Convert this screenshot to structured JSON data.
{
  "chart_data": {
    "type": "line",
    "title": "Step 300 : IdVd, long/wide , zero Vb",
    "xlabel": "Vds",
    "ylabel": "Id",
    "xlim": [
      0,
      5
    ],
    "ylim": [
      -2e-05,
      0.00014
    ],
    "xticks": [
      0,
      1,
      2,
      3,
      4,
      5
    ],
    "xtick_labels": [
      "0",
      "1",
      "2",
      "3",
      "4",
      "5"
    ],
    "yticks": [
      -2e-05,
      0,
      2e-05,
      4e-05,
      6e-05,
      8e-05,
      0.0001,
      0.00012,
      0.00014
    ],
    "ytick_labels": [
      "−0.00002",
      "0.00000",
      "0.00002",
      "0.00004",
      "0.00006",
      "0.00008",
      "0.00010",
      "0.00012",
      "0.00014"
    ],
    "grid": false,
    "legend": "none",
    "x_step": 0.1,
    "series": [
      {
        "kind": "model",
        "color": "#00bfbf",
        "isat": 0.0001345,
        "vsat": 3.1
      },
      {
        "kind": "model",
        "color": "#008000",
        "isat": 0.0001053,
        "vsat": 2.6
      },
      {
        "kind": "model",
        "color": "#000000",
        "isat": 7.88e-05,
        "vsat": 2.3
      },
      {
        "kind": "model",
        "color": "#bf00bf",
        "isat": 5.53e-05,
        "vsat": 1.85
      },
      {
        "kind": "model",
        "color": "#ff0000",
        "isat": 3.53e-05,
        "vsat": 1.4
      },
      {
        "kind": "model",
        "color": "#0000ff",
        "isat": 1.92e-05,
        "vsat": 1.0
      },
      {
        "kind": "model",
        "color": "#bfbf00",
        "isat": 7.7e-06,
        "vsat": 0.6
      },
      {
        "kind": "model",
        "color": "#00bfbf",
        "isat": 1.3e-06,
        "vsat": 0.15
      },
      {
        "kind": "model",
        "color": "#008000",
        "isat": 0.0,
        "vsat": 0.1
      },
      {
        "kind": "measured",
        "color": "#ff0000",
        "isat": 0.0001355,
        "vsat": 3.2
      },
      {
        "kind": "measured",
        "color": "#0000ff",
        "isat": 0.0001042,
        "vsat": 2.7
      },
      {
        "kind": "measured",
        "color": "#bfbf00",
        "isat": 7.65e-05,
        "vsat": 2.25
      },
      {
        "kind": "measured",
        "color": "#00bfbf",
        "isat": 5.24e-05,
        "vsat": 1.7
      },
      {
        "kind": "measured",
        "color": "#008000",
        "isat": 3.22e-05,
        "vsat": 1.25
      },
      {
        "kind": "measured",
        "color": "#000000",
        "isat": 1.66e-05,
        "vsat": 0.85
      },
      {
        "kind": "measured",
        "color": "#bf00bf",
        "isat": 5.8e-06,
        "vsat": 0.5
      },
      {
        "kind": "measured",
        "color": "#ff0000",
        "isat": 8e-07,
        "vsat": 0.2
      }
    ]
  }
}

◇ ◇ ◇ ◇ ◇

WHAT YOU ARE ASKED TO DO
Faithfully reproduce all of the records, character for character.

TASK RESULT
Convert this screenshot to structured JSON data.
{
  "chart_data": {
    "type": "line",
    "title": "Step 300 : IdVd, long/wide , zero Vb",
    "xlabel": "Vds",
    "ylabel": "Id",
    "xlim": [
      0,
      5
    ],
    "ylim": [
      -2e-05,
      0.00014
    ],
    "xticks": [
      0,
      1,
      2,
      3,
      4,
      5
    ],
    "xtick_labels": [
      "0",
      "1",
      "2",
      "3",
      "4",
      "5"
    ],
    "yticks": [
      -2e-05,
      0,
      2e-05,
      4e-05,
      6e-05,
      8e-05,
      0.0001,
      0.00012,
      0.00014
    ],
    "ytick_labels": [
      "−0.00002",
      "0.00000",
      "0.00002",
      "0.00004",
      "0.00006",
      "0.00008",
      "0.00010",
      "0.00012",
      "0.00014"
    ],
    "grid": false,
    "legend": "none",
    "x_step": 0.1,
    "series": [
      {
        "kind": "model",
        "color": "#00bfbf",
        "isat": 0.0001345,
        "vsat": 3.1
      },
      {
        "kind": "model",
        "color": "#008000",
        "isat": 0.0001053,
        "vsat": 2.6
      },
      {
        "kind": "model",
        "color": "#000000",
        "isat": 7.88e-05,
        "vsat": 2.3
      },
      {
        "kind": "model",
        "color": "#bf00bf",
        "isat": 5.53e-05,
        "vsat": 1.85
      },
      {
        "kind": "model",
        "color": "#ff0000",
        "isat": 3.53e-05,
        "vsat": 1.4
      },
      {
        "kind": "model",
        "color": "#0000ff",
        "isat": 1.92e-05,
        "vsat": 1.0
      },
      {
        "kind": "model",
        "color": "#bfbf00",
        "isat": 7.7e-06,
        "vsat": 0.6
      },
      {
        "kind": "model",
        "color": "#00bfbf",
        "isat": 1.3e-06,
        "vsat": 0.15
      },
      {
        "kind": "model",
        "color": "#008000",
        "isat": 0.0,
        "vsat": 0.1
      },
      {
        "kind": "measured",
        "color": "#ff0000",
        "isat": 0.0001355,
        "vsat": 3.2
      },
      {
        "kind": "measured",
        "color": "#0000ff",
        "isat": 0.0001042,
        "vsat": 2.7
      },
      {
        "kind": "measured",
        "color": "#bfbf00",
        "isat": 7.65e-05,
        "vsat": 2.25
      },
      {
        "kind": "measured",
        "color": "#00bfbf",
        "isat": 5.24e-05,
        "vsat": 1.7
      },
      {
        "kind": "measured",
        "color": "#008000",
        "isat": 3.22e-05,
        "vsat": 1.25
      },
      {
        "kind": "measured",
        "color": "#000000",
        "isat": 1.66e-05,
        "vsat": 0.85
      },
      {
        "kind": "measured",
        "color": "#bf00bf",
        "isat": 5.8e-06,
        "vsat": 0.5
      },
      {
        "kind": "measured",
        "color": "#ff0000",
        "isat": 8e-07,
        "vsat": 0.2
      }
    ]
  }
}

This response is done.